** start Data shown **

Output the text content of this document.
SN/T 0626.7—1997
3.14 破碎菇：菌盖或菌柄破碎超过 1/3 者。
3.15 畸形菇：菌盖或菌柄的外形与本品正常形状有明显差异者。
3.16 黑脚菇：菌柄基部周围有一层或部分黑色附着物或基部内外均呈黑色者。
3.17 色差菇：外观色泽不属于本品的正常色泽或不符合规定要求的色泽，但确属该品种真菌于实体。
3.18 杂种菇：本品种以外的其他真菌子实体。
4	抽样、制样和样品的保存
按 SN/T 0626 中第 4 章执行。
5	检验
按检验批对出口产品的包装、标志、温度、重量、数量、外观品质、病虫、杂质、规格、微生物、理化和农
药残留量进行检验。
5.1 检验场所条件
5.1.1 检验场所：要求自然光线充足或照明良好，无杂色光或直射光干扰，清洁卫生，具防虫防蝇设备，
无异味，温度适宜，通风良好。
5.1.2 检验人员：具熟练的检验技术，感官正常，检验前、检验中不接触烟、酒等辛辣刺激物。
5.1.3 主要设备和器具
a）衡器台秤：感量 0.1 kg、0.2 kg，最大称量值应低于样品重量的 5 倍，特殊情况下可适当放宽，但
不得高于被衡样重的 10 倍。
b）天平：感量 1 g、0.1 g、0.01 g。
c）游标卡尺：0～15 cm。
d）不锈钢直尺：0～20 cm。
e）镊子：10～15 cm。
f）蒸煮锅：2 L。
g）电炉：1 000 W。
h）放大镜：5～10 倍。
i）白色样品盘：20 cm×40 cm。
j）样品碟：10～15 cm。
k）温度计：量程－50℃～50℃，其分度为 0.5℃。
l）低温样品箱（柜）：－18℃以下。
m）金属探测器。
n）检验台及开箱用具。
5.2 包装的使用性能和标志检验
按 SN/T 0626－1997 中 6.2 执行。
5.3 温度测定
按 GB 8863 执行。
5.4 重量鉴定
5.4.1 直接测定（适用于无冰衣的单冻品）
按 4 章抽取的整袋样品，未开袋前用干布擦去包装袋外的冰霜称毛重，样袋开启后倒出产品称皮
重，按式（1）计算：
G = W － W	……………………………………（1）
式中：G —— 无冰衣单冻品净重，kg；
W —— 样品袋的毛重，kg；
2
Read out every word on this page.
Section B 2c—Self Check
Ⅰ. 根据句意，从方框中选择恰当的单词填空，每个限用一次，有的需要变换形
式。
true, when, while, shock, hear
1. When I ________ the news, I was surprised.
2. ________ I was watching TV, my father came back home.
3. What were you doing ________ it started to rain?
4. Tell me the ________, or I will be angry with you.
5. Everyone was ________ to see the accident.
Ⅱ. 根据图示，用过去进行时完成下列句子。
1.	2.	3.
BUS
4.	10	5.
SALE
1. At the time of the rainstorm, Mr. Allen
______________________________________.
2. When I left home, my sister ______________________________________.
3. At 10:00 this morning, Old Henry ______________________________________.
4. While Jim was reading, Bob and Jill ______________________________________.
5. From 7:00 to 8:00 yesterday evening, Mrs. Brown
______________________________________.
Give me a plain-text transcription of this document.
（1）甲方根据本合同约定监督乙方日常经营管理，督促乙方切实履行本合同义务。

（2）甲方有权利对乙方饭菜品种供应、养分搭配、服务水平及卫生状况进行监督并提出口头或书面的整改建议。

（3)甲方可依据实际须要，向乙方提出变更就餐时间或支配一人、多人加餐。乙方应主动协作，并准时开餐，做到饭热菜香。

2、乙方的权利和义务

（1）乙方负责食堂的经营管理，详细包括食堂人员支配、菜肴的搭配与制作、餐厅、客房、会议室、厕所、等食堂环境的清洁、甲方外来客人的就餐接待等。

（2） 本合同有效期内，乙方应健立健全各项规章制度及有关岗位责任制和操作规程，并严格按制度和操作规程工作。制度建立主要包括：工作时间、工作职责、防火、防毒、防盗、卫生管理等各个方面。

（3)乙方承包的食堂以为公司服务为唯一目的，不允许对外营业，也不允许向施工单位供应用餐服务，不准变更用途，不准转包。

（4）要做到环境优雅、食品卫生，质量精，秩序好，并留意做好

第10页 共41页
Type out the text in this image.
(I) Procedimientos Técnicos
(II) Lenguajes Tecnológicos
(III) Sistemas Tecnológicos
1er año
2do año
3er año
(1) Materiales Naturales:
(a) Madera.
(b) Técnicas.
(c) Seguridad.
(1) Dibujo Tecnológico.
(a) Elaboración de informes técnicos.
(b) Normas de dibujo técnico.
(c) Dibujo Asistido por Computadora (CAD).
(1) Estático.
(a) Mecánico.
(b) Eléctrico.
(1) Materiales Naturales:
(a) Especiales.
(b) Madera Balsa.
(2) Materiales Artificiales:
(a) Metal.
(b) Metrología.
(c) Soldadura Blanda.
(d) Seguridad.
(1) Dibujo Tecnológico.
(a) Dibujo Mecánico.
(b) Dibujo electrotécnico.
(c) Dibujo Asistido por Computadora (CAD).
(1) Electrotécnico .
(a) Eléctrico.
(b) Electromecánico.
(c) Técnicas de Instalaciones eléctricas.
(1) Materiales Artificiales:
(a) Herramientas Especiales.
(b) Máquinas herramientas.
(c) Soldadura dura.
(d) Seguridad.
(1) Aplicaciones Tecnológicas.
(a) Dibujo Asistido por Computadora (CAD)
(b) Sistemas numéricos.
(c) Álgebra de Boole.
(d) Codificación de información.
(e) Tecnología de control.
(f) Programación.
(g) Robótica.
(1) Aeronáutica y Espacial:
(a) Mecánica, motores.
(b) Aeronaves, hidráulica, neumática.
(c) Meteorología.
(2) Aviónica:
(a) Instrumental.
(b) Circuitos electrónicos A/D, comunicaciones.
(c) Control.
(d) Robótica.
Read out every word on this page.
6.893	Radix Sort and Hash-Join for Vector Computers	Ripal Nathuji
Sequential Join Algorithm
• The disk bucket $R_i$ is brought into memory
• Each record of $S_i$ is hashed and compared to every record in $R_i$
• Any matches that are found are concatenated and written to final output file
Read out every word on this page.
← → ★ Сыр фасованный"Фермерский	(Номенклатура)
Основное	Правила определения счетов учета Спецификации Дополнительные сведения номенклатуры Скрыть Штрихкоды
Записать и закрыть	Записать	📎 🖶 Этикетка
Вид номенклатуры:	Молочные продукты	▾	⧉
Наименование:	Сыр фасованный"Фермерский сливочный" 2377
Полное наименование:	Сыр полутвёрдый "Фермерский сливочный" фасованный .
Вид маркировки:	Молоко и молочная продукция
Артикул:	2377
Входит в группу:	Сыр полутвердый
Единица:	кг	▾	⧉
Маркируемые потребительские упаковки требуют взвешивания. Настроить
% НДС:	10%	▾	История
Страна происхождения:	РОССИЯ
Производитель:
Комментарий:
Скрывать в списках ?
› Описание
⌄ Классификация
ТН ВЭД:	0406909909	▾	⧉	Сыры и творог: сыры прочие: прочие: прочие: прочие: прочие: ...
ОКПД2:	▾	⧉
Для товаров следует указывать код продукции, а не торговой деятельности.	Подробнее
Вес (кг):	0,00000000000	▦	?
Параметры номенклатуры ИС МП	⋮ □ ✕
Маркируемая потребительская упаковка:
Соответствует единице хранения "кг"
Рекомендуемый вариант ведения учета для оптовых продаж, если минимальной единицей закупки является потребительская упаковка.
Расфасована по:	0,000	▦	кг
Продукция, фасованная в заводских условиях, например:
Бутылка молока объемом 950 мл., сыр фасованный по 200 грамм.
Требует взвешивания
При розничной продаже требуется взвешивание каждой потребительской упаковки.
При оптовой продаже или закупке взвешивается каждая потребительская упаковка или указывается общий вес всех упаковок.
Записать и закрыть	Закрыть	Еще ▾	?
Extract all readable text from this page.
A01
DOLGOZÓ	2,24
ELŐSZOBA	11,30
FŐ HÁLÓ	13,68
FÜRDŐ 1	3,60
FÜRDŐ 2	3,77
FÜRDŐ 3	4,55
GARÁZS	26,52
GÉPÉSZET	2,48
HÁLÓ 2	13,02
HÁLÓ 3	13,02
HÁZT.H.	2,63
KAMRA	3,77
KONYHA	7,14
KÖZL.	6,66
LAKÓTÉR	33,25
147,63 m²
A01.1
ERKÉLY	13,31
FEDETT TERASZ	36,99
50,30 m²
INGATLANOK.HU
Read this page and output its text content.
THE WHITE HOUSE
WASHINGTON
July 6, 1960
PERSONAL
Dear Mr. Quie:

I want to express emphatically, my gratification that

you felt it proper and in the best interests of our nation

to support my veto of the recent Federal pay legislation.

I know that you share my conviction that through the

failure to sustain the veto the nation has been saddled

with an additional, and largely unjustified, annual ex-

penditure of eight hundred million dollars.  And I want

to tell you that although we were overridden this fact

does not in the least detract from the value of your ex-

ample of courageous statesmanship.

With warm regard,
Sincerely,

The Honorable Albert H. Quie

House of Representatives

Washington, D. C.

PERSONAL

** end Data shown **

What is asked.
Find every line above that contains the word "document", and return each one.

Written reply.
Output the text content of this document.
Give me a plain-text transcription of this document.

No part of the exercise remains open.